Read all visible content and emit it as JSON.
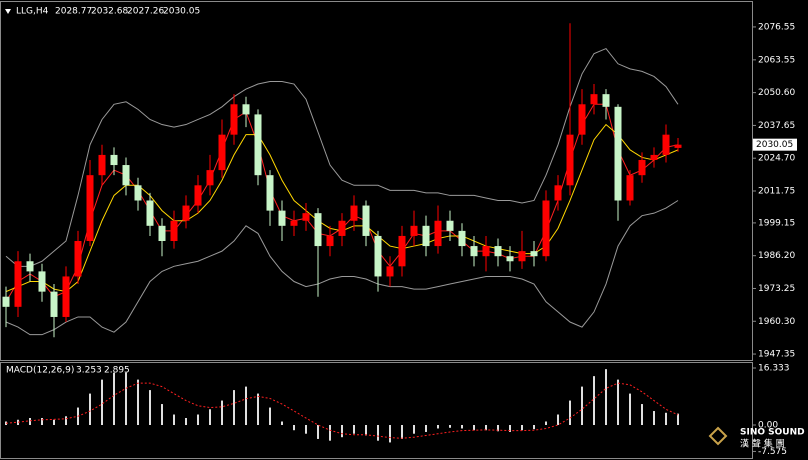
{
  "chart_data": [
    {
      "type": "candlestick",
      "title": "LLG,H4",
      "up_color": "#ff0000",
      "down_color": "#c8f5c8",
      "open": [
        1970,
        1966,
        1984,
        1980,
        1972,
        1962,
        1978,
        1992,
        2018,
        2026,
        2022,
        2014,
        2008,
        1998,
        1992,
        2000,
        2006,
        2014,
        2020,
        2034,
        2046,
        2042,
        2018,
        2004,
        1998,
        2000,
        2003,
        1990,
        1994,
        2000,
        2006,
        1994,
        1978,
        1982,
        1994,
        1998,
        1990,
        2000,
        1996,
        1990,
        1986,
        1990,
        1986,
        1984,
        1988,
        1986,
        2008,
        2014,
        2034,
        2046,
        2050,
        2045,
        2008,
        2018,
        2024,
        2026,
        2028.77
      ],
      "high": [
        1974,
        1988,
        1987,
        1983,
        1975,
        1982,
        1996,
        2024,
        2030,
        2029,
        2025,
        2017,
        2011,
        2001,
        2004,
        2010,
        2018,
        2026,
        2040,
        2050,
        2049,
        2044,
        2020,
        2008,
        2004,
        2007,
        2005,
        1998,
        2003,
        2010,
        2008,
        1996,
        1986,
        1998,
        2004,
        2002,
        2006,
        2004,
        1999,
        1994,
        1994,
        1993,
        1990,
        1996,
        1992,
        2012,
        2018,
        2078,
        2052,
        2054,
        2052,
        2046,
        2020,
        2027,
        2029,
        2038,
        2032.68
      ],
      "low": [
        1958,
        1962,
        1976,
        1968,
        1954,
        1960,
        1975,
        1990,
        2014,
        2018,
        2010,
        2004,
        1994,
        1986,
        1989,
        1997,
        2003,
        2010,
        2017,
        2030,
        2037,
        2014,
        1998,
        1992,
        1994,
        1996,
        1970,
        1986,
        1990,
        1996,
        1990,
        1972,
        1974,
        1978,
        1990,
        1986,
        1987,
        1992,
        1986,
        1982,
        1980,
        1982,
        1980,
        1981,
        1982,
        1984,
        2004,
        2010,
        2030,
        2042,
        2040,
        2000,
        2006,
        2015,
        2021,
        2023,
        2027.26
      ],
      "close": [
        1966,
        1984,
        1980,
        1972,
        1962,
        1978,
        1992,
        2018,
        2026,
        2022,
        2014,
        2008,
        1998,
        1992,
        2000,
        2006,
        2014,
        2020,
        2034,
        2046,
        2042,
        2018,
        2004,
        1998,
        2000,
        2003,
        1990,
        1994,
        2000,
        2006,
        1994,
        1978,
        1982,
        1994,
        1998,
        1990,
        2000,
        1996,
        1990,
        1986,
        1990,
        1986,
        1984,
        1988,
        1986,
        2008,
        2014,
        2034,
        2046,
        2050,
        2045,
        2008,
        2018,
        2024,
        2026,
        2034,
        2030.05
      ],
      "series": [
        {
          "color": "#9a9a9a",
          "values": [
            1986,
            1982,
            1982,
            1984,
            1988,
            1992,
            2010,
            2030,
            2040,
            2046,
            2047,
            2044,
            2040,
            2038,
            2037,
            2038,
            2040,
            2042,
            2045,
            2049,
            2052,
            2054,
            2055,
            2055,
            2054,
            2048,
            2035,
            2022,
            2016,
            2014,
            2014,
            2014,
            2012,
            2012,
            2012,
            2011,
            2011,
            2010,
            2010,
            2010,
            2009,
            2008,
            2008,
            2007,
            2008,
            2018,
            2030,
            2045,
            2058,
            2066,
            2068,
            2062,
            2060,
            2059,
            2057,
            2053,
            2046
          ]
        },
        {
          "color": "#9a9a9a",
          "values": [
            1960,
            1958,
            1955,
            1955,
            1957,
            1960,
            1962,
            1962,
            1958,
            1956,
            1960,
            1968,
            1976,
            1980,
            1982,
            1983,
            1984,
            1986,
            1988,
            1992,
            1998,
            1995,
            1986,
            1980,
            1976,
            1974,
            1975,
            1977,
            1978,
            1978,
            1977,
            1975,
            1974,
            1974,
            1973,
            1973,
            1974,
            1975,
            1976,
            1977,
            1978,
            1978,
            1978,
            1977,
            1975,
            1968,
            1964,
            1960,
            1958,
            1964,
            1975,
            1990,
            1998,
            2002,
            2003,
            2005,
            2008
          ]
        },
        {
          "color": "#ff2020",
          "values": [
            1968,
            1976,
            1979,
            1976,
            1970,
            1972,
            1982,
            2000,
            2014,
            2020,
            2018,
            2012,
            2004,
            1996,
            1996,
            2002,
            2008,
            2016,
            2028,
            2040,
            2043,
            2030,
            2012,
            2002,
            2000,
            2001,
            1995,
            1994,
            1997,
            2002,
            2000,
            1988,
            1982,
            1988,
            1995,
            1994,
            1996,
            1996,
            1992,
            1988,
            1988,
            1987,
            1985,
            1986,
            1986,
            1996,
            2008,
            2024,
            2038,
            2046,
            2046,
            2028,
            2018,
            2020,
            2024,
            2029,
            2030
          ]
        },
        {
          "color": "#ffd700",
          "values": [
            1972,
            1974,
            1976,
            1976,
            1973,
            1972,
            1976,
            1988,
            2000,
            2010,
            2014,
            2014,
            2010,
            2004,
            2000,
            2000,
            2003,
            2008,
            2016,
            2026,
            2034,
            2034,
            2026,
            2016,
            2008,
            2004,
            2000,
            1997,
            1996,
            1998,
            1998,
            1994,
            1990,
            1989,
            1990,
            1991,
            1993,
            1994,
            1994,
            1992,
            1990,
            1989,
            1988,
            1987,
            1987,
            1990,
            1997,
            2008,
            2020,
            2032,
            2038,
            2034,
            2028,
            2025,
            2024,
            2026,
            2028
          ]
        }
      ],
      "ylim": [
        1945.0,
        2086.4
      ],
      "yticks": [
        2076.55,
        2063.55,
        {
          "value": 2050.6,
          "label": "2050.60"
        },
        2037.65,
        {
          "value": 2024.7,
          "label": "2024.70"
        },
        2011.75,
        1999.15,
        {
          "value": 1986.2,
          "label": "1986.20"
        },
        1973.25,
        {
          "value": 1960.3,
          "label": "1960.30"
        },
        1947.35
      ]
    },
    {
      "type": "macd",
      "title": "MACD(12,26,9)",
      "values": [
        1,
        1.5,
        2,
        2,
        1.5,
        2.5,
        5,
        9,
        13,
        15,
        15,
        13,
        10,
        6,
        3,
        2,
        3,
        4.5,
        7,
        10,
        11,
        9,
        5,
        1,
        -1.5,
        -2.5,
        -4,
        -4.5,
        -3.5,
        -2.5,
        -3,
        -4.5,
        -5,
        -4,
        -2.5,
        -2,
        -1,
        -0.8,
        -1,
        -1.5,
        -1.5,
        -1.8,
        -2,
        -1.5,
        -1.2,
        1,
        3,
        7,
        11,
        14,
        16,
        13,
        9,
        6,
        4,
        3.5,
        3.253
      ],
      "color": "#e0e0e0",
      "signal": {
        "color": "#ff2020",
        "values": [
          0.5,
          0.8,
          1.2,
          1.5,
          1.6,
          1.8,
          2.5,
          4,
          6,
          8.5,
          10.5,
          12,
          12,
          11,
          9,
          7,
          5.5,
          5,
          5.2,
          6.2,
          7.5,
          8.2,
          7.6,
          6,
          4,
          2,
          0,
          -1.5,
          -2.5,
          -2.8,
          -2.8,
          -3.2,
          -3.6,
          -3.8,
          -3.5,
          -3,
          -2.5,
          -2,
          -1.6,
          -1.5,
          -1.4,
          -1.5,
          -1.6,
          -1.6,
          -1.5,
          -1,
          0,
          2,
          4.5,
          7.5,
          10.5,
          12,
          11.5,
          9.5,
          7,
          4.5,
          2.895
        ]
      },
      "ylim": [
        -9.46,
        18.05
      ],
      "yticks": [
        16.333,
        {
          "value": 0,
          "label": "0.00"
        },
        -7.575
      ]
    }
  ],
  "logo": {
    "text": "SINO SOUND",
    "subtext": "漢 聲 集 團"
  }
}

§ §

TASK TO COMPLETE
List each line in the listing that contains the string "label".

RESPONSE TO THIS EXERCISE
          "label": "2050.60"
          "label": "2024.70"
          "label": "1986.20"
          "label": "1960.30"
          "label": "0.00"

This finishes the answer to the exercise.